What this task involves —
The listing below is the input. Say how many of its lines contain "detector", giving the number alone.

(Dataset entries on figures)
Begin

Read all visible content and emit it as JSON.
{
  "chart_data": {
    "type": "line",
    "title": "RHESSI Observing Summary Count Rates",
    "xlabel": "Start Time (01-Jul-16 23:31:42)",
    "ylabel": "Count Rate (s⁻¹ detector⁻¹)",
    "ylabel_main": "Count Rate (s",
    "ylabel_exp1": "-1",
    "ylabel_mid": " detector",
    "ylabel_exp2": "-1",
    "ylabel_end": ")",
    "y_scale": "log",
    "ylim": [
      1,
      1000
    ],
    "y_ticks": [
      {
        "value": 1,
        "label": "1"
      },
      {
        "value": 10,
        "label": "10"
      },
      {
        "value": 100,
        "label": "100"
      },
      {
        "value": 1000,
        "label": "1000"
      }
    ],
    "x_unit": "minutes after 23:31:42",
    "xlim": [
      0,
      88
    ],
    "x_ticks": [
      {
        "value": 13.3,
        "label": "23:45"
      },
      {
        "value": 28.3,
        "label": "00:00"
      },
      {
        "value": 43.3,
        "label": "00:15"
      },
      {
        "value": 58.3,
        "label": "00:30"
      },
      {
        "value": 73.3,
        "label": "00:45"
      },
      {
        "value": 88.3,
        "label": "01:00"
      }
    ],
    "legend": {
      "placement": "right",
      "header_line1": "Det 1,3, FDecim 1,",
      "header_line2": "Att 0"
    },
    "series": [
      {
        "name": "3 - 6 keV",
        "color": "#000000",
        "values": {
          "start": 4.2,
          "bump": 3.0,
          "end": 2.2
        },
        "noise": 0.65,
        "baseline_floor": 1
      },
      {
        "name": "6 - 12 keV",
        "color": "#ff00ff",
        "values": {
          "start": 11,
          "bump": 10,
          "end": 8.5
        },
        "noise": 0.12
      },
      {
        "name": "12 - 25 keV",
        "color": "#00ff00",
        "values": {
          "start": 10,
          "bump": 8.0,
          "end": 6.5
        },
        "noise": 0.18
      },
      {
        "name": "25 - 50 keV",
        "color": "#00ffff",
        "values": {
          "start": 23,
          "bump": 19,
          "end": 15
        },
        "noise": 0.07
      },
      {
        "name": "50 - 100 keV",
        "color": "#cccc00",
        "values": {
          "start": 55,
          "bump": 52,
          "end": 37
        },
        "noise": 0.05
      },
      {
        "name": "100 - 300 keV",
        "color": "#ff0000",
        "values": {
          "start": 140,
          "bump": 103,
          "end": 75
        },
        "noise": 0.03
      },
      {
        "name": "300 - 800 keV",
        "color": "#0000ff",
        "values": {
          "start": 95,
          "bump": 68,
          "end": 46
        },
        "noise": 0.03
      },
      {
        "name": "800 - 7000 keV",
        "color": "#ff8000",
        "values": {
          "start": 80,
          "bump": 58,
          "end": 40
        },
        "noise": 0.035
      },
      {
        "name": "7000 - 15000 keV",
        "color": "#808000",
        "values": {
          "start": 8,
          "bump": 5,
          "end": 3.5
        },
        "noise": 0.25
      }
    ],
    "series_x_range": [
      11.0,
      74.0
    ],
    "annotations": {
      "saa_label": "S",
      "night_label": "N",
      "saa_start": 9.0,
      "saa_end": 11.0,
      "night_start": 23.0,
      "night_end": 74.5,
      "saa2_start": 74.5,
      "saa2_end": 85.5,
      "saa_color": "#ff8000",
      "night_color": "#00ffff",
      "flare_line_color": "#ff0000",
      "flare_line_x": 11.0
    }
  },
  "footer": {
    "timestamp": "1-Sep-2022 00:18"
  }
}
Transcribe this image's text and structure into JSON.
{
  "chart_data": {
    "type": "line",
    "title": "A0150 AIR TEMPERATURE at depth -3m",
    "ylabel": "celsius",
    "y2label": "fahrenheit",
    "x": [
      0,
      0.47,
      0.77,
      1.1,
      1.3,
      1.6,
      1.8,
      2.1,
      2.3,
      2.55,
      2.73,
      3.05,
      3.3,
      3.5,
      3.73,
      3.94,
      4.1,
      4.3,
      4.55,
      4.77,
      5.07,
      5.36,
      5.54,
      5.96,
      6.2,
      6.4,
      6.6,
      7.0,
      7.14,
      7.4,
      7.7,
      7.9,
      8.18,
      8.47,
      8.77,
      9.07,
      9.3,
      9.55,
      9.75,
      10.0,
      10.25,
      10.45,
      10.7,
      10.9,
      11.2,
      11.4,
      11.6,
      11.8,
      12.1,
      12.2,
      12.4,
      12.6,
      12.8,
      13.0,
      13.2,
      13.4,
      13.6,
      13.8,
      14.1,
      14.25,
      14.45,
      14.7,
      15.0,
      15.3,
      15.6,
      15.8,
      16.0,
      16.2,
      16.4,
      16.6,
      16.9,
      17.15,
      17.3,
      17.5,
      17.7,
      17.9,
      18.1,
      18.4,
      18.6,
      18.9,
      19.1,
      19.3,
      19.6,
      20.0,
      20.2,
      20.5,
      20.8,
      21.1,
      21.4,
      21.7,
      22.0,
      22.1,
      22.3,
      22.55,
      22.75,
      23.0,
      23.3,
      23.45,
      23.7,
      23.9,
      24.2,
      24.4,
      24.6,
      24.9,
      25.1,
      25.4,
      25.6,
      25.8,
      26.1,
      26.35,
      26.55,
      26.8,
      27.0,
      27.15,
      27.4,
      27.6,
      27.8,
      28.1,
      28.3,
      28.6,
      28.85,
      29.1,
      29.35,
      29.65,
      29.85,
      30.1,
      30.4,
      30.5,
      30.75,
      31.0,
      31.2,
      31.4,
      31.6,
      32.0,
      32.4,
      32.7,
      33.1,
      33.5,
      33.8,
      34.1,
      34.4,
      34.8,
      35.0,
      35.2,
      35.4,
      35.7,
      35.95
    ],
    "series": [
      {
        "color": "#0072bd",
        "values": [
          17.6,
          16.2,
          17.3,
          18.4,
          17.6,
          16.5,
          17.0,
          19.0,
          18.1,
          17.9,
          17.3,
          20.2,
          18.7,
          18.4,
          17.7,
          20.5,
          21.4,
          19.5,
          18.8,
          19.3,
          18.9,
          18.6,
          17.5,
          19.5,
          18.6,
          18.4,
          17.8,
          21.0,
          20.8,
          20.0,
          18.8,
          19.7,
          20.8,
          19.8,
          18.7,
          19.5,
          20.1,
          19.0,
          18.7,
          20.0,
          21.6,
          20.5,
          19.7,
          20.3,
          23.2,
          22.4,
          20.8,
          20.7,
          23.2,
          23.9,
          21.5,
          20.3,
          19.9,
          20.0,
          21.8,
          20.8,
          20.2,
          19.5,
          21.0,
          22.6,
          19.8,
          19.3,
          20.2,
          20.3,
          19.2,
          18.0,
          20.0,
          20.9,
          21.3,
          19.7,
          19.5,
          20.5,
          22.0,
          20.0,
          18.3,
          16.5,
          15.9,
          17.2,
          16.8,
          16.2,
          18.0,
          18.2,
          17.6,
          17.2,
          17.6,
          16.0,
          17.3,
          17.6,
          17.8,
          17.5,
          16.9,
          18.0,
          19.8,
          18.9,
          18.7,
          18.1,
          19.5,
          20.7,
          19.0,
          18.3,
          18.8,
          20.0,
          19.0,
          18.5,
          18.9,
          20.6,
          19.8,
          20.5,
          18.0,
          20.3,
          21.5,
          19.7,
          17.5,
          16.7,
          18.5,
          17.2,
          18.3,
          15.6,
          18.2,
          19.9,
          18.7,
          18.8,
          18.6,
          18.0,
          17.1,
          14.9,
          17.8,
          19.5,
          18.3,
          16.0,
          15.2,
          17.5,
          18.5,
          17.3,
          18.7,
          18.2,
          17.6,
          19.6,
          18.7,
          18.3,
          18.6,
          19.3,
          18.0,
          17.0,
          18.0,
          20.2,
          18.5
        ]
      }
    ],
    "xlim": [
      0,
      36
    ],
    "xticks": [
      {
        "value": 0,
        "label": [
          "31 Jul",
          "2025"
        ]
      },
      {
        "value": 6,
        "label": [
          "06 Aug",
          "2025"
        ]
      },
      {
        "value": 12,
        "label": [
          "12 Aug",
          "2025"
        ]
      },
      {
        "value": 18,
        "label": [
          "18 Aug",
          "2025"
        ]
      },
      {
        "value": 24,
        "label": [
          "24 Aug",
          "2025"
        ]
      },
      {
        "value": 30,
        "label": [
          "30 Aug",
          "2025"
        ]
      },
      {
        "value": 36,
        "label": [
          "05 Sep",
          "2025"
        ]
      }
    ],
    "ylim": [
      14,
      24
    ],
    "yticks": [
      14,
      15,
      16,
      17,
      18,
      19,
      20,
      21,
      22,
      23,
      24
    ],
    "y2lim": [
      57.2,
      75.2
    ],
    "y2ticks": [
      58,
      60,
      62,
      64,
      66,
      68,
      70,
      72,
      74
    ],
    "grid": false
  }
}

End

Reply —
2